> _Written request_
Transcribe each line exactly.

> _Record list_
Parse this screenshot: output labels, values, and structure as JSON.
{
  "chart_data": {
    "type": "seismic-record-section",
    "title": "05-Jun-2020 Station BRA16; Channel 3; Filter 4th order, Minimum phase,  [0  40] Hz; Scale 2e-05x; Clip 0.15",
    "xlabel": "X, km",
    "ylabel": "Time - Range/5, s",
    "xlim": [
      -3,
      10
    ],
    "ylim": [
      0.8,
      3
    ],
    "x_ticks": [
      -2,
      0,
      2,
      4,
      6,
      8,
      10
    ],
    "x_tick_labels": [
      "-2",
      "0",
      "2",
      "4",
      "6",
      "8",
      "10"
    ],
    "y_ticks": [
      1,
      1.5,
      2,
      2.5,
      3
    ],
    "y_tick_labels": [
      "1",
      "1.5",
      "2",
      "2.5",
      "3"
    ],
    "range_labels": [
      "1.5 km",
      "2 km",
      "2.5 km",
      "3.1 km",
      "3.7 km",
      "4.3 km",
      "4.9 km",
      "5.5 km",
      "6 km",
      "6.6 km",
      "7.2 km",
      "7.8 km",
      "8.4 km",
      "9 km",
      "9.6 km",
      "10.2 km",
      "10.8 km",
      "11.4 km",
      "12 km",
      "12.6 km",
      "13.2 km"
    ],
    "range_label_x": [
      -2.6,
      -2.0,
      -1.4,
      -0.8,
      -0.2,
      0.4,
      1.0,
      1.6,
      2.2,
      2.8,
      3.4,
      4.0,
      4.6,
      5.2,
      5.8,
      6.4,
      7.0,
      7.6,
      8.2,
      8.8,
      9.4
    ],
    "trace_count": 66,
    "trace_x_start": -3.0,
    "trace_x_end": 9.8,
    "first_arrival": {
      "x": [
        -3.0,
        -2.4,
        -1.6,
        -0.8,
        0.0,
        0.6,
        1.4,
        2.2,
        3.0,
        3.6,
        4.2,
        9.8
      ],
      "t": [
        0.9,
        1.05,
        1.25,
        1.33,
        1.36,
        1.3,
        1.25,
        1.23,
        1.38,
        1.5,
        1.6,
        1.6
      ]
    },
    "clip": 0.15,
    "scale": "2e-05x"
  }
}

> _Correct result_
Parse this screenshot: output labels, values, and structure as JSON.
{
  "chart_data": {
    "type": "seismic-record-section",
    "title": "05-Jun-2020 Station BRA16; Channel 3; Filter 4th order, Minimum phase,  [0  40] Hz; Scale 2e-05x; Clip 0.15",
    "xlabel": "X, km",
    "ylabel": "Time - Range/5, s",
    "xlim": [
      -3,
      10
    ],
    "ylim": [
      0.8,
      3
    ],
    "x_ticks": [
      -2,
      0,
      2,
      4,
      6,
      8,
      10
    ],
    "x_tick_labels": [
      "-2",
      "0",
      "2",
      "4",
      "6",
      "8",
      "10"
    ],
    "y_ticks": [
      1,
      1.5,
      2,
      2.5,
      3
    ],
    "y_tick_labels": [
      "1",
      "1.5",
      "2",
      "2.5",
      "3"
    ],
    "range_labels": [
      "1.5 km",
      "2 km",
      "2.5 km",
      "3.1 km",
      "3.7 km",
      "4.3 km",
      "4.9 km",
      "5.5 km",
      "6 km",
      "6.6 km",
      "7.2 km",
      "7.8 km",
      "8.4 km",
      "9 km",
      "9.6 km",
      "10.2 km",
      "10.8 km",
      "11.4 km",
      "12 km",
      "12.6 km",
      "13.2 km"
    ],
    "range_label_x": [
      -2.6,
      -2.0,
      -1.4,
      -0.8,
      -0.2,
      0.4,
      1.0,
      1.6,
      2.2,
      2.8,
      3.4,
      4.0,
      4.6,
      5.2,
      5.8,
      6.4,
      7.0,
      7.6,
      8.2,
      8.8,
      9.4
    ],
    "trace_count": 66,
    "trace_x_start": -3.0,
    "trace_x_end": 9.8,
    "first_arrival": {
      "x": [
        -3.0,
        -2.4,
        -1.6,
        -0.8,
        0.0,
        0.6,
        1.4,
        2.2,
        3.0,
        3.6,
        4.2,
        9.8
      ],
      "t": [
        0.9,
        1.05,
        1.25,
        1.33,
        1.36,
        1.3,
        1.25,
        1.23,
        1.38,
        1.5,
        1.6,
        1.6
      ]
    },
    "clip": 0.15,
    "scale": "2e-05x"
  }
}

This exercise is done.